* **WHAT YOU WILL DO**: Every line of the listing must be reproduced as it stands. Leave the images behind.

* **ITEMS**:
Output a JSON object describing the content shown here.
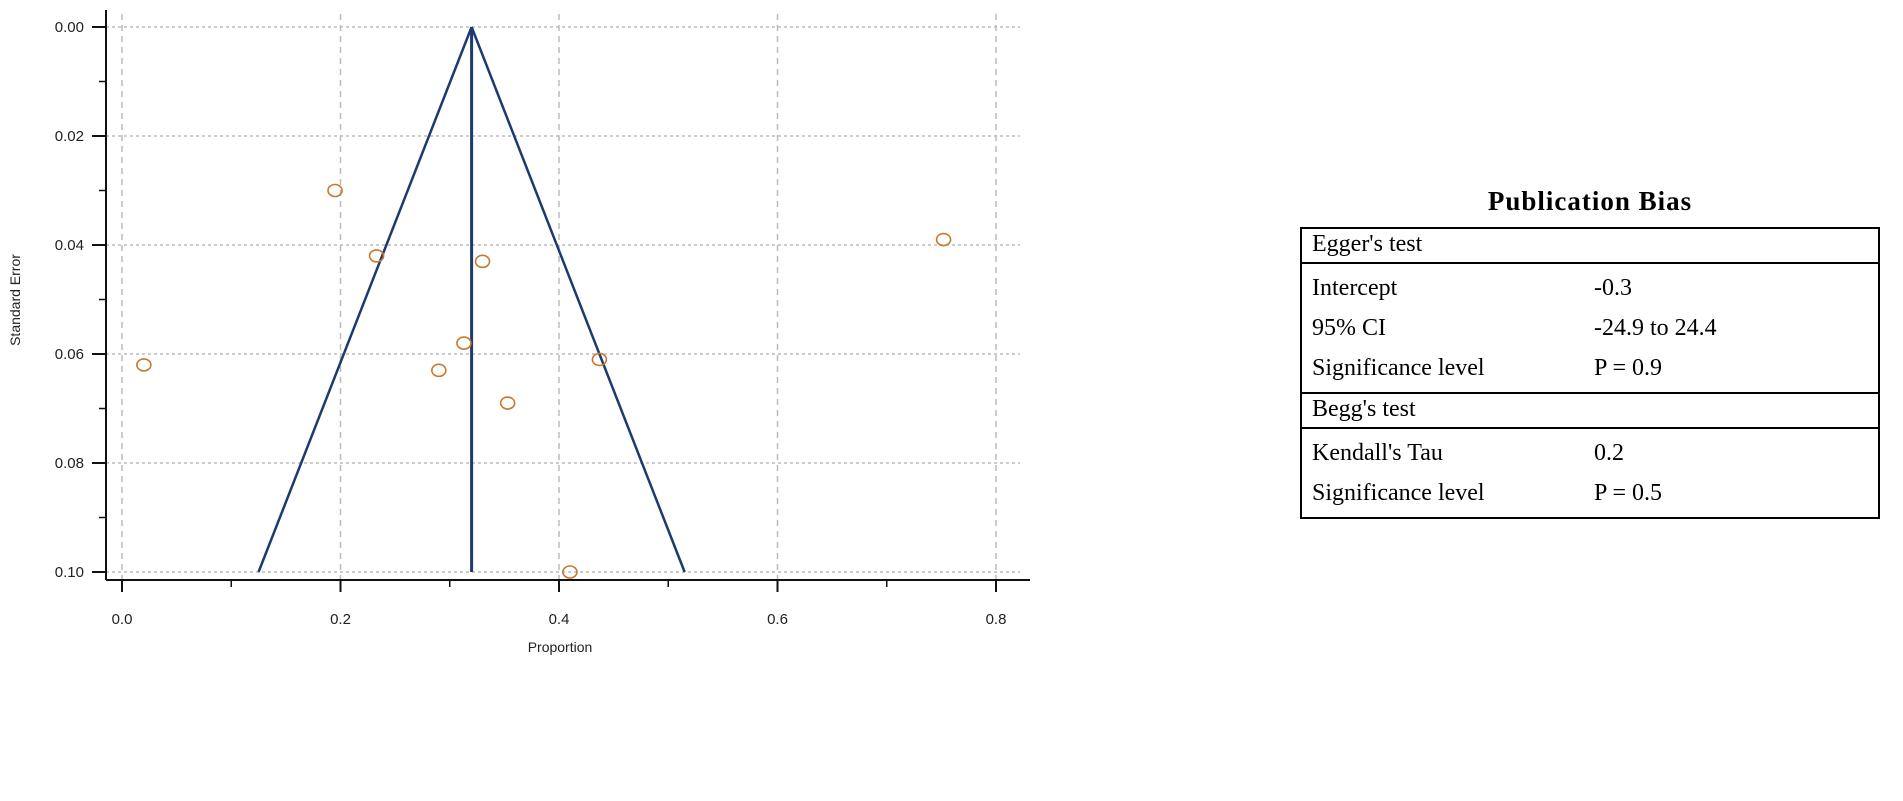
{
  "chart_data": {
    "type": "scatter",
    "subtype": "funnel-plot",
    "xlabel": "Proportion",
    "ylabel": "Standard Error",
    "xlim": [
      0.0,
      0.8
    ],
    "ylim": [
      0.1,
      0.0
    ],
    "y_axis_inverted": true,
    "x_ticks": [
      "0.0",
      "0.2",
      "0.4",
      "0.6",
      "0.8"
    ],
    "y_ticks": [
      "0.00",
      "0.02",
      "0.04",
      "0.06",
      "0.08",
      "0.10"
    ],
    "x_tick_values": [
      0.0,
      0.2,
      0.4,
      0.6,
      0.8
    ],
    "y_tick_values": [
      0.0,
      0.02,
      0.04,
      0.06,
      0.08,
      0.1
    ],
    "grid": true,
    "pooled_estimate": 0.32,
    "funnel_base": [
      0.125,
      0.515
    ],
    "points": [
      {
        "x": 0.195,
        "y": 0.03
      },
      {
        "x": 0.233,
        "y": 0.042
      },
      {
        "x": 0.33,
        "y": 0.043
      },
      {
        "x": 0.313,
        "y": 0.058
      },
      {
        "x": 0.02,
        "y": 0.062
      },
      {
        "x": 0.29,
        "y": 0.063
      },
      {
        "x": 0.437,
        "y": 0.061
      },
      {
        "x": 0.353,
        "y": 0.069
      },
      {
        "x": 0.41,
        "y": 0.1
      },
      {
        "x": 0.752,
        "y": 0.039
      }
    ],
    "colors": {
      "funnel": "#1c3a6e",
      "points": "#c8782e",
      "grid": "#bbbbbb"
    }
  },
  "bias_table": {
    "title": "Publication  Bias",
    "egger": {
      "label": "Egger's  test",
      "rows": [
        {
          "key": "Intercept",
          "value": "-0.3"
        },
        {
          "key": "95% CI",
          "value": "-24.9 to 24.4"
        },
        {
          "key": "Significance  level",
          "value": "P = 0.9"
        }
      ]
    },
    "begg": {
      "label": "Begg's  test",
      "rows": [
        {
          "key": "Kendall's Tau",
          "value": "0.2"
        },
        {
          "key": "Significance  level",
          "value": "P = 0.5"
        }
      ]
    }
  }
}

* **EXERCISE ANSWER**:
Output a JSON object describing the content shown here.
{
  "chart_data": {
    "type": "scatter",
    "subtype": "funnel-plot",
    "xlabel": "Proportion",
    "ylabel": "Standard Error",
    "xlim": [
      0.0,
      0.8
    ],
    "ylim": [
      0.1,
      0.0
    ],
    "y_axis_inverted": true,
    "x_ticks": [
      "0.0",
      "0.2",
      "0.4",
      "0.6",
      "0.8"
    ],
    "y_ticks": [
      "0.00",
      "0.02",
      "0.04",
      "0.06",
      "0.08",
      "0.10"
    ],
    "x_tick_values": [
      0.0,
      0.2,
      0.4,
      0.6,
      0.8
    ],
    "y_tick_values": [
      0.0,
      0.02,
      0.04,
      0.06,
      0.08,
      0.1
    ],
    "grid": true,
    "pooled_estimate": 0.32,
    "funnel_base": [
      0.125,
      0.515
    ],
    "points": [
      {
        "x": 0.195,
        "y": 0.03
      },
      {
        "x": 0.233,
        "y": 0.042
      },
      {
        "x": 0.33,
        "y": 0.043
      },
      {
        "x": 0.313,
        "y": 0.058
      },
      {
        "x": 0.02,
        "y": 0.062
      },
      {
        "x": 0.29,
        "y": 0.063
      },
      {
        "x": 0.437,
        "y": 0.061
      },
      {
        "x": 0.353,
        "y": 0.069
      },
      {
        "x": 0.41,
        "y": 0.1
      },
      {
        "x": 0.752,
        "y": 0.039
      }
    ],
    "colors": {
      "funnel": "#1c3a6e",
      "points": "#c8782e",
      "grid": "#bbbbbb"
    }
  },
  "bias_table": {
    "title": "Publication  Bias",
    "egger": {
      "label": "Egger's  test",
      "rows": [
        {
          "key": "Intercept",
          "value": "-0.3"
        },
        {
          "key": "95% CI",
          "value": "-24.9 to 24.4"
        },
        {
          "key": "Significance  level",
          "value": "P = 0.9"
        }
      ]
    },
    "begg": {
      "label": "Begg's  test",
      "rows": [
        {
          "key": "Kendall's Tau",
          "value": "0.2"
        },
        {
          "key": "Significance  level",
          "value": "P = 0.5"
        }
      ]
    }
  }
}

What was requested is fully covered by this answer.